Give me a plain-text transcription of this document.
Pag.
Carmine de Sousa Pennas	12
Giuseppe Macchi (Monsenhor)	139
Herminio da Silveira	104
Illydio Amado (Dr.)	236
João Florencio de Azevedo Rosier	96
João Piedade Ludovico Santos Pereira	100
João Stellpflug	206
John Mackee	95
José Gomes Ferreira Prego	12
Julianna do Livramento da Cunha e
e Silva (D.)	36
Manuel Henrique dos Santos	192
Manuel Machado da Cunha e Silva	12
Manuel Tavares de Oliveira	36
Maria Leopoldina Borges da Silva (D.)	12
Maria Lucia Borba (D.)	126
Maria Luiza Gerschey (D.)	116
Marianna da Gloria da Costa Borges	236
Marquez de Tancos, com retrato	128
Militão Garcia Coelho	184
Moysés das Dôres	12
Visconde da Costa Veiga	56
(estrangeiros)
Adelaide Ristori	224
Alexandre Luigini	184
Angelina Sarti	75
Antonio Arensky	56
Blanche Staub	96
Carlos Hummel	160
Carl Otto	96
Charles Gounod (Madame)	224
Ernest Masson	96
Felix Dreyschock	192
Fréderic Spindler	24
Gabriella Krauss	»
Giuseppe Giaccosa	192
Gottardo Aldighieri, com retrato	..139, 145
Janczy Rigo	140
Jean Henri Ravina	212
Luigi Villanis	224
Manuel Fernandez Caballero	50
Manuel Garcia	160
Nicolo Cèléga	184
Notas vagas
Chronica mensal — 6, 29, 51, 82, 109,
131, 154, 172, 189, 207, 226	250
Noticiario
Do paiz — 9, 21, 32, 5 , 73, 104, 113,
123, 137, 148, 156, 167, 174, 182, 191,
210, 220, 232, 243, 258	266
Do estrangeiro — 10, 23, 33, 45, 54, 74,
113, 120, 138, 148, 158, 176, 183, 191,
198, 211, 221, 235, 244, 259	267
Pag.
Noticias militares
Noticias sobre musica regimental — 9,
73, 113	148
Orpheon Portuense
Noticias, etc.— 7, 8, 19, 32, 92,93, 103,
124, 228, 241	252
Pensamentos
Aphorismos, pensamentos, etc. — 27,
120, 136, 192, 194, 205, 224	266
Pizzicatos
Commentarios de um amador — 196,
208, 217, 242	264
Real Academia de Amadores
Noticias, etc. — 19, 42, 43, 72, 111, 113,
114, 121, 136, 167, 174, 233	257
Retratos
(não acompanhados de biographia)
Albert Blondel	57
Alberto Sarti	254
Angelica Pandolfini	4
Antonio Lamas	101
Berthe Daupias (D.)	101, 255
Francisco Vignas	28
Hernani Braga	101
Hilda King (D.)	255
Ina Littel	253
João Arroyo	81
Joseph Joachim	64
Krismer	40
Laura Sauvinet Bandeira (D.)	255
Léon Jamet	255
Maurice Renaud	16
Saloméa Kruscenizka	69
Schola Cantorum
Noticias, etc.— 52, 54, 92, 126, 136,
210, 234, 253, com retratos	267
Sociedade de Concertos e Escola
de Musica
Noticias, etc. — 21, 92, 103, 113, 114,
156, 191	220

Exercise brief:
All of the data above should be transcribed exactly.

Task response:
Give me a plain-text transcription of this document.
Pag.
Carmine de Sousa Pennas	12
Giuseppe Macchi (Monsenhor)	139
Herminio da Silveira	104
Illydio Amado (Dr.)	236
João Florencio de Azevedo Rosier	96
João Piedade Ludovico Santos Pereira	100
João Stellpflug	206
John Mackee	95
José Gomes Ferreira Prego	12
Julianna do Livramento da Cunha e
e Silva (D.)	36
Manuel Henrique dos Santos	192
Manuel Machado da Cunha e Silva	12
Manuel Tavares de Oliveira	36
Maria Leopoldina Borges da Silva (D.)	12
Maria Lucia Borba (D.)	126
Maria Luiza Gerschey (D.)	116
Marianna da Gloria da Costa Borges	236
Marquez de Tancos, com retrato	128
Militão Garcia Coelho	184
Moysés das Dôres	12
Visconde da Costa Veiga	56
(estrangeiros)
Adelaide Ristori	224
Alexandre Luigini	184
Angelina Sarti	75
Antonio Arensky	56
Blanche Staub	96
Carlos Hummel	160
Carl Otto	96
Charles Gounod (Madame)	224
Ernest Masson	96
Felix Dreyschock	192
Fréderic Spindler	24
Gabriella Krauss	»
Giuseppe Giaccosa	192
Gottardo Aldighieri, com retrato	..139, 145
Janczy Rigo	140
Jean Henri Ravina	212
Luigi Villanis	224
Manuel Fernandez Caballero	50
Manuel Garcia	160
Nicolo Cèléga	184
Notas vagas
Chronica mensal — 6, 29, 51, 82, 109,
131, 154, 172, 189, 207, 226	250
Noticiario
Do paiz — 9, 21, 32, 5 , 73, 104, 113,
123, 137, 148, 156, 167, 174, 182, 191,
210, 220, 232, 243, 258	266
Do estrangeiro — 10, 23, 33, 45, 54, 74,
113, 120, 138, 148, 158, 176, 183, 191,
198, 211, 221, 235, 244, 259	267
Pag.
Noticias militares
Noticias sobre musica regimental — 9,
73, 113	148
Orpheon Portuense
Noticias, etc.— 7, 8, 19, 32, 92,93, 103,
124, 228, 241	252
Pensamentos
Aphorismos, pensamentos, etc. — 27,
120, 136, 192, 194, 205, 224	266
Pizzicatos
Commentarios de um amador — 196,
208, 217, 242	264
Real Academia de Amadores
Noticias, etc. — 19, 42, 43, 72, 111, 113,
114, 121, 136, 167, 174, 233	257
Retratos
(não acompanhados de biographia)
Albert Blondel	57
Alberto Sarti	254
Angelica Pandolfini	4
Antonio Lamas	101
Berthe Daupias (D.)	101, 255
Francisco Vignas	28
Hernani Braga	101
Hilda King (D.)	255
Ina Littel	253
João Arroyo	81
Joseph Joachim	64
Krismer	40
Laura Sauvinet Bandeira (D.)	255
Léon Jamet	255
Maurice Renaud	16
Saloméa Kruscenizka	69
Schola Cantorum
Noticias, etc.— 52, 54, 92, 126, 136,
210, 234, 253, com retratos	267
Sociedade de Concertos e Escola
de Musica
Noticias, etc. — 21, 92, 103, 113, 114,
156, 191	220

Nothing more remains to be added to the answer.